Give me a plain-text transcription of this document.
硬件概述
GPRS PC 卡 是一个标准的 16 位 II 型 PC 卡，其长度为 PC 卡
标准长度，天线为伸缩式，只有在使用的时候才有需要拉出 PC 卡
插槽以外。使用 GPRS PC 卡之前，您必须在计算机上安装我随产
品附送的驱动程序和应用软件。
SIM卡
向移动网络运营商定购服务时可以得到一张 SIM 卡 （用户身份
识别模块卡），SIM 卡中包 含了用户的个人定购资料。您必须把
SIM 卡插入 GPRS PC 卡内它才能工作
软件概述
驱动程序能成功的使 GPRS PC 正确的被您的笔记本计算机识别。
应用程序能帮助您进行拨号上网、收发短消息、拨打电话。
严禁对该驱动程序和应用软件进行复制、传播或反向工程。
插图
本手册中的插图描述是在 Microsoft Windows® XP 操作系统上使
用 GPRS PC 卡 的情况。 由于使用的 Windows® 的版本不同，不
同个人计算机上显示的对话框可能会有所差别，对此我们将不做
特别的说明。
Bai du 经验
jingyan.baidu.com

▶ **WHAT IS ASKED**: Write out the listing once more, matching it exactly.

▶ **ANSWER TO THIS EXERCISE**:
Give me a plain-text transcription of this document.
硬件概述
GPRS PC 卡 是一个标准的 16 位 II 型 PC 卡，其长度为 PC 卡
标准长度，天线为伸缩式，只有在使用的时候才有需要拉出 PC 卡
插槽以外。使用 GPRS PC 卡之前，您必须在计算机上安装我随产
品附送的驱动程序和应用软件。
SIM卡
向移动网络运营商定购服务时可以得到一张 SIM 卡 （用户身份
识别模块卡），SIM 卡中包 含了用户的个人定购资料。您必须把
SIM 卡插入 GPRS PC 卡内它才能工作
软件概述
驱动程序能成功的使 GPRS PC 正确的被您的笔记本计算机识别。
应用程序能帮助您进行拨号上网、收发短消息、拨打电话。
严禁对该驱动程序和应用软件进行复制、传播或反向工程。
插图
本手册中的插图描述是在 Microsoft Windows® XP 操作系统上使
用 GPRS PC 卡 的情况。 由于使用的 Windows® 的版本不同，不
同个人计算机上显示的对话框可能会有所差别，对此我们将不做
特别的说明。
Bai du 经验
jingyan.baidu.com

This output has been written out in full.